Stated goal
Every line from the one containing "Read all visible" through the end of the listing below must be given again exactly, and nothing else; exclude pictures.

Input data
####################

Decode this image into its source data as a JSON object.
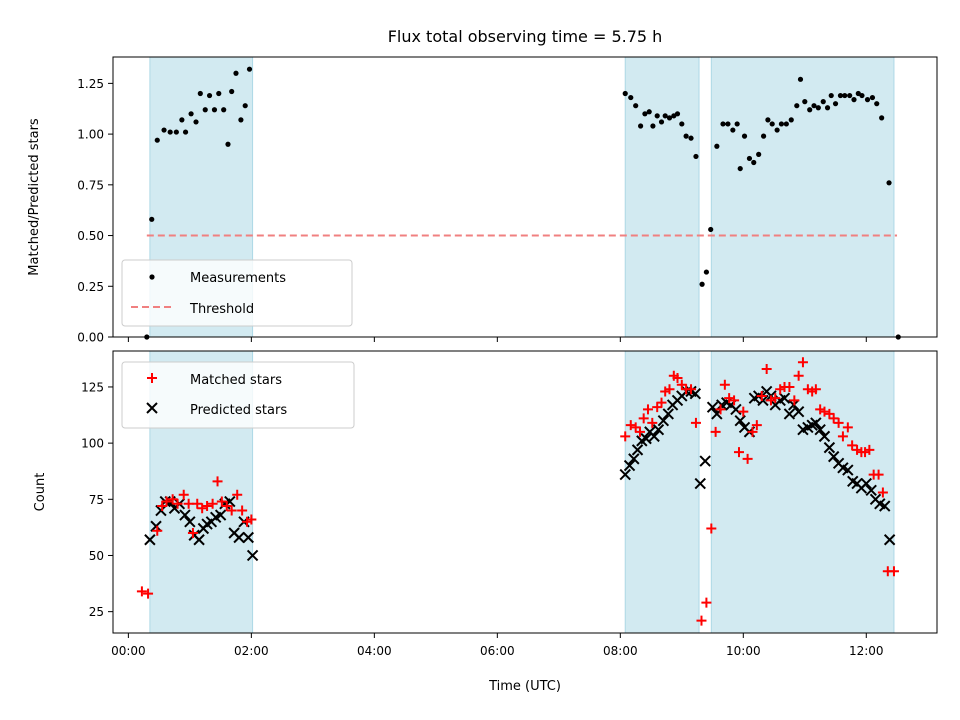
{
  "chart_data": {
    "type": "scatter",
    "title": "Flux total observing time = 5.75 h",
    "xlabel": "Time (UTC)",
    "x_ticks": [
      "00:00",
      "02:00",
      "04:00",
      "06:00",
      "08:00",
      "10:00",
      "12:00"
    ],
    "xlim_hours": [
      -0.25,
      13.15
    ],
    "shaded_intervals_hours": [
      [
        0.35,
        2.02
      ],
      [
        8.08,
        9.28
      ],
      [
        9.48,
        12.45
      ]
    ],
    "colors": {
      "shade": "#add8e6",
      "measurements": "#000000",
      "threshold": "#f08080",
      "matched": "#ff0000",
      "predicted": "#000000"
    },
    "top_panel": {
      "ylabel": "Matched/Predicted stars",
      "ylim": [
        0,
        1.38
      ],
      "y_ticks": [
        "0.00",
        "0.25",
        "0.50",
        "0.75",
        "1.00",
        "1.25"
      ],
      "legend": [
        "Measurements",
        "Threshold"
      ],
      "legend_position": "lower-left",
      "threshold": {
        "value": 0.5,
        "x_range_hours": [
          0.3,
          12.5
        ]
      },
      "measurements": [
        [
          0.3,
          0.0
        ],
        [
          0.38,
          0.58
        ],
        [
          0.47,
          0.97
        ],
        [
          0.58,
          1.02
        ],
        [
          0.68,
          1.01
        ],
        [
          0.78,
          1.01
        ],
        [
          0.87,
          1.07
        ],
        [
          0.93,
          1.01
        ],
        [
          1.02,
          1.1
        ],
        [
          1.1,
          1.06
        ],
        [
          1.17,
          1.2
        ],
        [
          1.25,
          1.12
        ],
        [
          1.32,
          1.19
        ],
        [
          1.4,
          1.12
        ],
        [
          1.47,
          1.2
        ],
        [
          1.55,
          1.12
        ],
        [
          1.62,
          0.95
        ],
        [
          1.68,
          1.21
        ],
        [
          1.75,
          1.3
        ],
        [
          1.83,
          1.07
        ],
        [
          1.9,
          1.14
        ],
        [
          1.97,
          1.32
        ],
        [
          8.08,
          1.2
        ],
        [
          8.17,
          1.18
        ],
        [
          8.25,
          1.14
        ],
        [
          8.33,
          1.04
        ],
        [
          8.4,
          1.1
        ],
        [
          8.47,
          1.11
        ],
        [
          8.53,
          1.04
        ],
        [
          8.6,
          1.09
        ],
        [
          8.67,
          1.06
        ],
        [
          8.73,
          1.09
        ],
        [
          8.8,
          1.08
        ],
        [
          8.87,
          1.09
        ],
        [
          8.93,
          1.1
        ],
        [
          9.0,
          1.05
        ],
        [
          9.07,
          0.99
        ],
        [
          9.15,
          0.98
        ],
        [
          9.23,
          0.89
        ],
        [
          9.33,
          0.26
        ],
        [
          9.4,
          0.32
        ],
        [
          9.47,
          0.53
        ],
        [
          9.57,
          0.94
        ],
        [
          9.67,
          1.05
        ],
        [
          9.75,
          1.05
        ],
        [
          9.83,
          1.02
        ],
        [
          9.9,
          1.05
        ],
        [
          9.95,
          0.83
        ],
        [
          10.02,
          0.99
        ],
        [
          10.1,
          0.88
        ],
        [
          10.17,
          0.86
        ],
        [
          10.25,
          0.9
        ],
        [
          10.33,
          0.99
        ],
        [
          10.4,
          1.07
        ],
        [
          10.47,
          1.05
        ],
        [
          10.55,
          1.02
        ],
        [
          10.62,
          1.05
        ],
        [
          10.7,
          1.05
        ],
        [
          10.78,
          1.07
        ],
        [
          10.87,
          1.14
        ],
        [
          10.93,
          1.27
        ],
        [
          11.0,
          1.16
        ],
        [
          11.08,
          1.12
        ],
        [
          11.15,
          1.14
        ],
        [
          11.22,
          1.13
        ],
        [
          11.3,
          1.16
        ],
        [
          11.37,
          1.13
        ],
        [
          11.43,
          1.19
        ],
        [
          11.5,
          1.15
        ],
        [
          11.58,
          1.19
        ],
        [
          11.65,
          1.19
        ],
        [
          11.73,
          1.19
        ],
        [
          11.8,
          1.17
        ],
        [
          11.87,
          1.2
        ],
        [
          11.93,
          1.19
        ],
        [
          12.02,
          1.17
        ],
        [
          12.1,
          1.18
        ],
        [
          12.17,
          1.15
        ],
        [
          12.25,
          1.08
        ],
        [
          12.37,
          0.76
        ],
        [
          12.52,
          0.0
        ]
      ]
    },
    "bottom_panel": {
      "ylabel": "Count",
      "ylim": [
        15.5,
        141
      ],
      "y_ticks": [
        "25",
        "50",
        "75",
        "100",
        "125"
      ],
      "legend": [
        "Matched stars",
        "Predicted stars"
      ],
      "legend_position": "upper-left",
      "matched": [
        [
          0.22,
          34
        ],
        [
          0.32,
          33
        ],
        [
          0.47,
          61
        ],
        [
          0.55,
          72
        ],
        [
          0.62,
          74
        ],
        [
          0.72,
          75
        ],
        [
          0.8,
          73
        ],
        [
          0.9,
          77
        ],
        [
          0.98,
          73
        ],
        [
          1.05,
          60
        ],
        [
          1.12,
          73
        ],
        [
          1.2,
          71
        ],
        [
          1.28,
          72
        ],
        [
          1.37,
          73
        ],
        [
          1.45,
          83
        ],
        [
          1.52,
          74
        ],
        [
          1.6,
          72
        ],
        [
          1.68,
          70
        ],
        [
          1.77,
          77
        ],
        [
          1.85,
          70
        ],
        [
          1.93,
          65
        ],
        [
          2.0,
          66
        ],
        [
          8.08,
          103
        ],
        [
          8.17,
          108
        ],
        [
          8.25,
          107
        ],
        [
          8.32,
          105
        ],
        [
          8.38,
          111
        ],
        [
          8.45,
          115
        ],
        [
          8.52,
          109
        ],
        [
          8.6,
          116
        ],
        [
          8.67,
          118
        ],
        [
          8.73,
          123
        ],
        [
          8.8,
          124
        ],
        [
          8.87,
          130
        ],
        [
          8.93,
          129
        ],
        [
          9.0,
          126
        ],
        [
          9.07,
          124
        ],
        [
          9.15,
          124
        ],
        [
          9.23,
          109
        ],
        [
          9.32,
          21
        ],
        [
          9.4,
          29
        ],
        [
          9.48,
          62
        ],
        [
          9.55,
          105
        ],
        [
          9.63,
          115
        ],
        [
          9.7,
          126
        ],
        [
          9.77,
          120
        ],
        [
          9.85,
          119
        ],
        [
          9.93,
          96
        ],
        [
          10.0,
          114
        ],
        [
          10.07,
          93
        ],
        [
          10.15,
          105
        ],
        [
          10.22,
          108
        ],
        [
          10.3,
          121
        ],
        [
          10.38,
          133
        ],
        [
          10.45,
          119
        ],
        [
          10.52,
          120
        ],
        [
          10.6,
          124
        ],
        [
          10.67,
          125
        ],
        [
          10.75,
          125
        ],
        [
          10.83,
          119
        ],
        [
          10.9,
          130
        ],
        [
          10.97,
          136
        ],
        [
          11.05,
          124
        ],
        [
          11.12,
          123
        ],
        [
          11.18,
          124
        ],
        [
          11.25,
          115
        ],
        [
          11.32,
          114
        ],
        [
          11.4,
          113
        ],
        [
          11.47,
          111
        ],
        [
          11.55,
          109
        ],
        [
          11.62,
          103
        ],
        [
          11.7,
          107
        ],
        [
          11.77,
          99
        ],
        [
          11.85,
          97
        ],
        [
          11.92,
          96
        ],
        [
          11.98,
          96
        ],
        [
          12.05,
          97
        ],
        [
          12.12,
          86
        ],
        [
          12.2,
          86
        ],
        [
          12.27,
          78
        ],
        [
          12.35,
          43
        ],
        [
          12.45,
          43
        ]
      ],
      "predicted": [
        [
          0.35,
          57
        ],
        [
          0.45,
          63
        ],
        [
          0.53,
          70
        ],
        [
          0.6,
          74
        ],
        [
          0.68,
          74
        ],
        [
          0.75,
          71
        ],
        [
          0.83,
          73
        ],
        [
          0.92,
          68
        ],
        [
          1.0,
          65
        ],
        [
          1.07,
          59
        ],
        [
          1.15,
          57
        ],
        [
          1.22,
          62
        ],
        [
          1.28,
          64
        ],
        [
          1.35,
          65
        ],
        [
          1.42,
          67
        ],
        [
          1.5,
          68
        ],
        [
          1.57,
          73
        ],
        [
          1.65,
          74
        ],
        [
          1.72,
          60
        ],
        [
          1.8,
          58
        ],
        [
          1.88,
          65
        ],
        [
          1.95,
          58
        ],
        [
          2.02,
          50
        ],
        [
          8.08,
          86
        ],
        [
          8.15,
          90
        ],
        [
          8.22,
          93
        ],
        [
          8.28,
          97
        ],
        [
          8.35,
          101
        ],
        [
          8.42,
          102
        ],
        [
          8.48,
          105
        ],
        [
          8.55,
          103
        ],
        [
          8.62,
          106
        ],
        [
          8.7,
          110
        ],
        [
          8.78,
          113
        ],
        [
          8.85,
          117
        ],
        [
          8.93,
          119
        ],
        [
          9.0,
          121
        ],
        [
          9.08,
          123
        ],
        [
          9.15,
          123
        ],
        [
          9.22,
          122
        ],
        [
          9.3,
          82
        ],
        [
          9.38,
          92
        ],
        [
          9.5,
          116
        ],
        [
          9.57,
          113
        ],
        [
          9.65,
          117
        ],
        [
          9.73,
          118
        ],
        [
          9.8,
          117
        ],
        [
          9.88,
          115
        ],
        [
          9.95,
          110
        ],
        [
          10.02,
          107
        ],
        [
          10.1,
          105
        ],
        [
          10.18,
          120
        ],
        [
          10.25,
          121
        ],
        [
          10.32,
          119
        ],
        [
          10.38,
          123
        ],
        [
          10.45,
          121
        ],
        [
          10.52,
          117
        ],
        [
          10.6,
          119
        ],
        [
          10.67,
          120
        ],
        [
          10.75,
          113
        ],
        [
          10.82,
          117
        ],
        [
          10.9,
          114
        ],
        [
          10.97,
          106
        ],
        [
          11.05,
          107
        ],
        [
          11.12,
          108
        ],
        [
          11.18,
          109
        ],
        [
          11.25,
          106
        ],
        [
          11.32,
          103
        ],
        [
          11.4,
          98
        ],
        [
          11.47,
          94
        ],
        [
          11.55,
          91
        ],
        [
          11.62,
          89
        ],
        [
          11.7,
          88
        ],
        [
          11.78,
          83
        ],
        [
          11.85,
          82
        ],
        [
          11.92,
          80
        ],
        [
          12.0,
          82
        ],
        [
          12.08,
          79
        ],
        [
          12.15,
          75
        ],
        [
          12.22,
          73
        ],
        [
          12.3,
          72
        ],
        [
          12.38,
          57
        ]
      ]
    }
  }
}
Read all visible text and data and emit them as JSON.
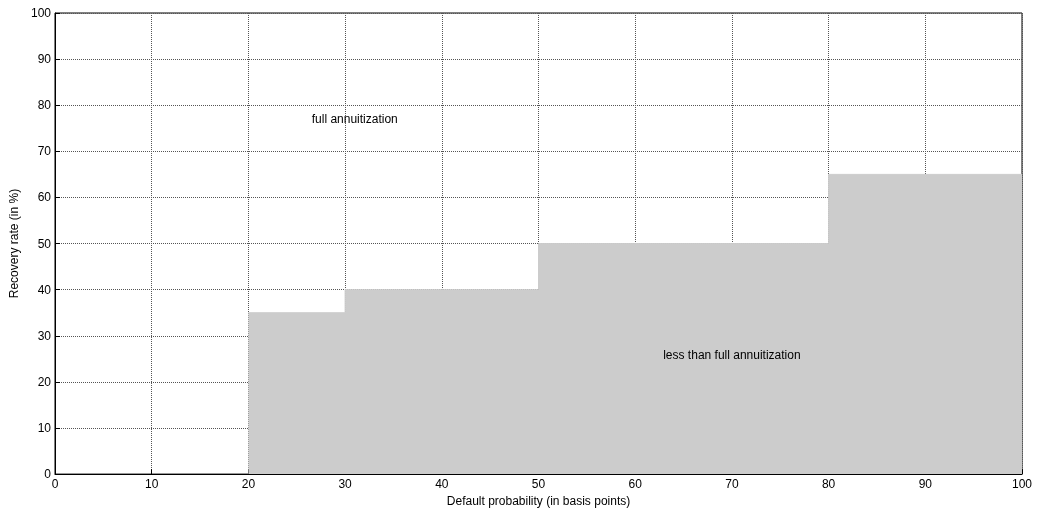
{
  "chart_data": {
    "type": "area",
    "xlabel": "Default probability (in basis points)",
    "ylabel": "Recovery rate (in %)",
    "x": [
      20,
      30,
      30,
      50,
      50,
      80,
      80,
      100
    ],
    "series": [
      {
        "color": "#cccccc",
        "values": [
          35,
          35,
          40,
          40,
          50,
          50,
          65,
          65
        ]
      }
    ],
    "xlim": [
      0,
      100
    ],
    "xticks": [
      0,
      10,
      20,
      30,
      40,
      50,
      60,
      70,
      80,
      90,
      100
    ],
    "ylim": [
      0,
      100
    ],
    "yticks": [
      0,
      10,
      20,
      30,
      40,
      50,
      60,
      70,
      80,
      90,
      100
    ],
    "grid": true,
    "line_style": "solid",
    "marker": "none",
    "annotations": [
      "full annuitization",
      "less than full annuitization"
    ]
  }
}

####################

Expected answer
Read all visible text and data and emit them as JSON.
{
  "chart_data": {
    "type": "area",
    "xlabel": "Default probability (in basis points)",
    "ylabel": "Recovery rate (in %)",
    "x": [
      20,
      30,
      30,
      50,
      50,
      80,
      80,
      100
    ],
    "series": [
      {
        "color": "#cccccc",
        "values": [
          35,
          35,
          40,
          40,
          50,
          50,
          65,
          65
        ]
      }
    ],
    "xlim": [
      0,
      100
    ],
    "xticks": [
      0,
      10,
      20,
      30,
      40,
      50,
      60,
      70,
      80,
      90,
      100
    ],
    "ylim": [
      0,
      100
    ],
    "yticks": [
      0,
      10,
      20,
      30,
      40,
      50,
      60,
      70,
      80,
      90,
      100
    ],
    "grid": true,
    "line_style": "solid",
    "marker": "none",
    "annotations": [
      "full annuitization",
      "less than full annuitization"
    ]
  }
}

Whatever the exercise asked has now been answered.